Saved data entries:
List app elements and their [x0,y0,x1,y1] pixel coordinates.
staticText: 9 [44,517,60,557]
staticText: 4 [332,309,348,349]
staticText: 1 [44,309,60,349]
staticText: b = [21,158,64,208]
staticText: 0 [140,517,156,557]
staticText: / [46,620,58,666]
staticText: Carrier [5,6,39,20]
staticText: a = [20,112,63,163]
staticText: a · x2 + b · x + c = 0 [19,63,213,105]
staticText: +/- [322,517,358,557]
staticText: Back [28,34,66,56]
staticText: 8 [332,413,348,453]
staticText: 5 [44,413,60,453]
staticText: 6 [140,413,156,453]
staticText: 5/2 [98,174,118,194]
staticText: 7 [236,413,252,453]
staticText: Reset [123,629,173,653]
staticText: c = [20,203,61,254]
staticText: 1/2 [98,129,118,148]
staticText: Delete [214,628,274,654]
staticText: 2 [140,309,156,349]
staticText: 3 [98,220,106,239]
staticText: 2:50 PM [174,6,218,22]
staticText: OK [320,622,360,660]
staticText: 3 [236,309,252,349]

GOAL -> Express every line from the first one through the line holding "staticText: 6 [140,413,156,453]", inclusive, as a JSON list of strings, one string per line, leaving out any blank lines.

RESULT FOR THIS EXERCISE ->
[
  "List app elements and their [x0,y0,x1,y1] pixel coordinates.",
  "staticText: 9 [44,517,60,557]",
  "staticText: 4 [332,309,348,349]",
  "staticText: 1 [44,309,60,349]",
  "staticText: b = [21,158,64,208]",
  "staticText: 0 [140,517,156,557]",
  "staticText: / [46,620,58,666]",
  "staticText: Carrier [5,6,39,20]",
  "staticText: a = [20,112,63,163]",
  "staticText: a · x2 + b · x + c = 0 [19,63,213,105]",
  "staticText: +/- [322,517,358,557]",
  "staticText: Back [28,34,66,56]",
  "staticText: 8 [332,413,348,453]",
  "staticText: 5 [44,413,60,453]",
  "staticText: 6 [140,413,156,453]"
]